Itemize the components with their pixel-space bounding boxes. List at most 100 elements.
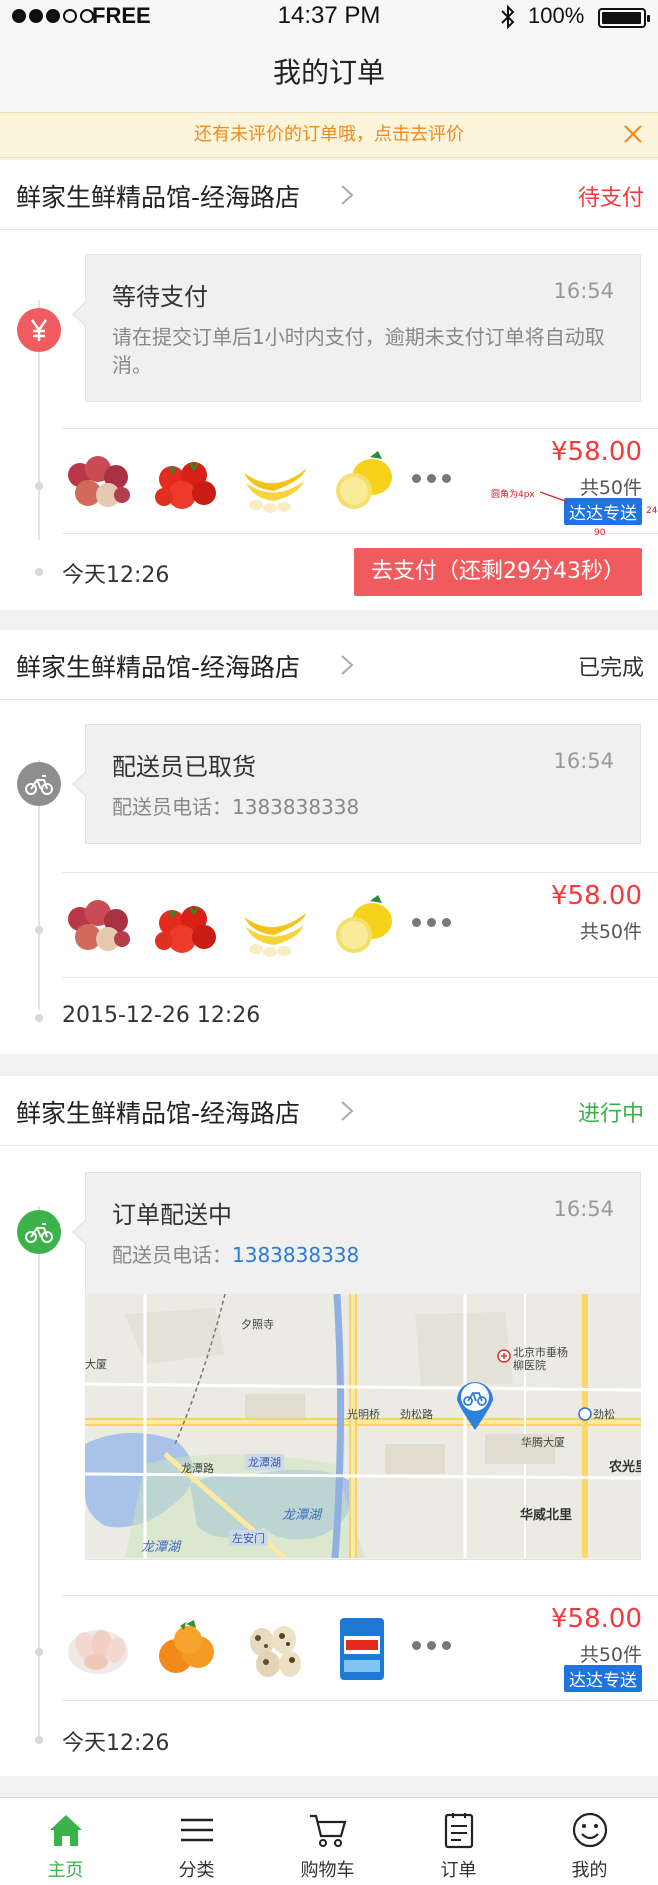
status-bar: FREE 14:37 PM 100%	[0, 0, 658, 34]
map-label: 劲松路	[400, 1408, 433, 1421]
goods-row[interactable]: ¥58.00 共50件	[62, 872, 658, 978]
nav-bar: 我的订单	[0, 34, 658, 112]
order-card[interactable]: 鲜家生鲜精品馆-经海路店 已完成 配送员已取货 16:54 配送员电话：1383…	[0, 630, 658, 1054]
map-label: 大厦	[85, 1358, 107, 1371]
quail-eggs-thumbnail	[250, 1626, 301, 1677]
more-icon[interactable]	[412, 918, 451, 927]
battery-icon	[598, 8, 650, 28]
item-count: 共50件	[579, 921, 642, 943]
map-label: 龙潭湖	[282, 1508, 322, 1523]
list-icon	[181, 1818, 213, 1842]
map-label: 光明桥	[347, 1408, 380, 1421]
delivery-map[interactable]: 夕照寺 大厦 北京市垂杨柳医院 光明桥 劲松路 劲松 华腾大厦 农光里 龙潭路 …	[85, 1294, 641, 1558]
home-icon	[50, 1815, 82, 1846]
tab-profile[interactable]: 我的	[524, 1798, 655, 1885]
order-card[interactable]: 鲜家生鲜精品馆-经海路店 进行中 订单配送中 16:54 配送员电话：13838…	[0, 1076, 658, 1776]
delivery-badge: 达达专送	[564, 1665, 642, 1692]
status-time: 16:54	[553, 1197, 614, 1221]
map-label: 龙潭路	[181, 1462, 214, 1475]
chicken-wings-thumbnail	[68, 1630, 128, 1674]
pay-button[interactable]: 去支付（还剩29分43秒）	[354, 548, 642, 596]
shop-name[interactable]: 鲜家生鲜精品馆-经海路店	[16, 1094, 300, 1130]
lemon-thumbnail	[336, 895, 392, 953]
order-card[interactable]: 鲜家生鲜精品馆-经海路店 待支付 等待支付 16:54 请在提交订单后1小时内支…	[0, 160, 658, 610]
map-label: 华腾大厦	[521, 1436, 565, 1449]
cart-icon	[310, 1814, 347, 1847]
tab-home[interactable]: 主页	[0, 1798, 131, 1885]
status-description: 配送员电话：1383838338	[112, 1241, 612, 1269]
goods-row[interactable]: ¥58.00 共50件 达达专送	[62, 428, 658, 534]
shop-row[interactable]: 鲜家生鲜精品馆-经海路店 进行中	[0, 1076, 658, 1146]
courier-phone-link[interactable]: 1383838338	[232, 1243, 359, 1267]
map-label: 左安门	[229, 1530, 268, 1546]
page-title: 我的订单	[272, 56, 385, 89]
status-bubble: 配送员已取货 16:54 配送员电话：1383838338	[72, 724, 641, 844]
map-label: 农光里	[609, 1460, 641, 1475]
phone-label: 配送员电话：	[112, 1243, 232, 1267]
map-label: 华威北里	[520, 1508, 573, 1523]
banana-thumbnail	[244, 913, 306, 957]
tab-label: 分类	[178, 1860, 215, 1881]
tomato-thumbnail	[155, 906, 216, 953]
chevron-right-icon	[341, 655, 354, 675]
timeline-dot	[35, 1648, 43, 1656]
timeline-dot	[35, 1736, 43, 1744]
tab-label: 购物车	[300, 1860, 355, 1881]
chevron-right-icon	[341, 185, 354, 205]
smile-icon	[572, 1812, 608, 1848]
lychee-thumbnail	[68, 900, 130, 951]
yen-icon	[17, 308, 61, 352]
status-title: 配送员已取货	[112, 753, 256, 781]
item-count: 共50件	[579, 1644, 642, 1666]
order-icon	[444, 1813, 474, 1849]
status-description: 请在提交订单后1小时内支付，逾期未支付订单将自动取消。	[112, 325, 605, 377]
map-label: 劲松	[593, 1408, 615, 1421]
shop-name[interactable]: 鲜家生鲜精品馆-经海路店	[16, 648, 300, 684]
order-price: ¥58.00	[551, 881, 642, 911]
order-time: 2015-12-26 12:26	[62, 1003, 261, 1028]
radius-annotation: 圆角为4px	[491, 490, 535, 500]
shop-row[interactable]: 鲜家生鲜精品馆-经海路店 已完成	[0, 630, 658, 700]
shop-row[interactable]: 鲜家生鲜精品馆-经海路店 待支付	[0, 160, 658, 230]
timeline-dot	[35, 568, 43, 576]
goods-row[interactable]: ¥58.00 共50件 达达专送	[62, 1595, 658, 1701]
detergent-thumbnail	[340, 1618, 384, 1680]
height-annotation: 24	[646, 506, 658, 516]
order-status: 待支付	[577, 186, 644, 211]
map-label: 夕照寺	[241, 1318, 274, 1331]
review-notice-banner[interactable]: 还有未评价的订单哦，点击去评价	[0, 112, 658, 158]
map-label: 龙潭湖	[141, 1540, 181, 1555]
status-description: 配送员电话：1383838338	[112, 795, 360, 819]
timeline-dot	[35, 926, 43, 934]
tab-category[interactable]: 分类	[131, 1798, 262, 1885]
lemon-thumbnail	[336, 451, 392, 509]
more-icon[interactable]	[412, 474, 451, 483]
width-annotation: 90	[594, 528, 606, 538]
tab-orders[interactable]: 订单	[393, 1798, 524, 1885]
more-icon[interactable]	[412, 1641, 451, 1650]
notice-text: 还有未评价的订单哦，点击去评价	[194, 124, 464, 145]
shop-name[interactable]: 鲜家生鲜精品馆-经海路店	[16, 178, 300, 214]
close-icon[interactable]	[622, 123, 644, 145]
tomato-thumbnail	[155, 462, 216, 509]
status-title: 订单配送中	[112, 1201, 232, 1229]
order-time: 今天12:26	[62, 1731, 170, 1756]
delivery-badge: 达达专送	[564, 498, 642, 525]
banana-thumbnail	[244, 469, 306, 513]
tab-label: 订单	[440, 1860, 477, 1881]
timeline-dot	[35, 1014, 43, 1022]
orange-thumbnail	[159, 1620, 214, 1673]
tab-label: 主页	[47, 1860, 84, 1881]
order-status: 已完成	[577, 656, 644, 681]
annotation-arrow	[540, 491, 569, 503]
status-bubble: 等待支付 16:54 请在提交订单后1小时内支付，逾期未支付订单将自动取消。	[72, 254, 641, 402]
status-title: 等待支付	[112, 283, 208, 311]
tab-cart[interactable]: 购物车	[262, 1798, 393, 1885]
order-price: ¥58.00	[551, 437, 642, 467]
courier-location-pin-icon	[457, 1382, 493, 1430]
bicycle-icon	[17, 762, 61, 806]
bicycle-icon	[17, 1210, 61, 1254]
map-label: 龙潭湖	[245, 1454, 284, 1470]
lychee-thumbnail	[68, 456, 130, 507]
status-time: 16:54	[553, 279, 614, 303]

[WHAT YOU ARE ASKED TO DO]
Edit the records from the line containing "status-bar: FREE 14:37" up to and including the line containing "1798, 131, 1885]", replacing "map-label" with "place-label" and leaving everything else unchanged. Give only those lines.

[TASK SOLUTION]
status-bar: FREE 14:37 PM 100%	[0, 0, 658, 34]
place-label: 劲松路	[400, 1408, 433, 1421]
goods-row[interactable]: ¥58.00 共50件	[62, 872, 658, 978]
nav-bar: 我的订单	[0, 34, 658, 112]
order-card[interactable]: 鲜家生鲜精品馆-经海路店 已完成 配送员已取货 16:54 配送员电话：1383…	[0, 630, 658, 1054]
place-label: 大厦	[85, 1358, 107, 1371]
quail-eggs-thumbnail	[250, 1626, 301, 1677]
more-icon[interactable]	[412, 918, 451, 927]
battery-icon	[598, 8, 650, 28]
item-count: 共50件	[579, 921, 642, 943]
place-label: 龙潭湖	[282, 1508, 322, 1523]
list-icon	[181, 1818, 213, 1842]
place-label: 光明桥	[347, 1408, 380, 1421]
delivery-map[interactable]: 夕照寺 大厦 北京市垂杨柳医院 光明桥 劲松路 劲松 华腾大厦 农光里 龙潭路 …	[85, 1294, 641, 1558]
home-icon	[50, 1815, 82, 1846]
tab-profile[interactable]: 我的	[524, 1798, 655, 1885]
order-card[interactable]: 鲜家生鲜精品馆-经海路店 进行中 订单配送中 16:54 配送员电话：13838…	[0, 1076, 658, 1776]
delivery-badge: 达达专送	[564, 1665, 642, 1692]
status-time: 16:54	[553, 1197, 614, 1221]
place-label: 龙潭路	[181, 1462, 214, 1475]
chicken-wings-thumbnail	[68, 1630, 128, 1674]
pay-button[interactable]: 去支付（还剩29分43秒）	[354, 548, 642, 596]
shop-name[interactable]: 鲜家生鲜精品馆-经海路店	[16, 1094, 300, 1130]
lemon-thumbnail	[336, 895, 392, 953]
order-card[interactable]: 鲜家生鲜精品馆-经海路店 待支付 等待支付 16:54 请在提交订单后1小时内支…	[0, 160, 658, 610]
place-label: 华腾大厦	[521, 1436, 565, 1449]
cart-icon	[310, 1814, 347, 1847]
tab-home[interactable]: 主页	[0, 1798, 131, 1885]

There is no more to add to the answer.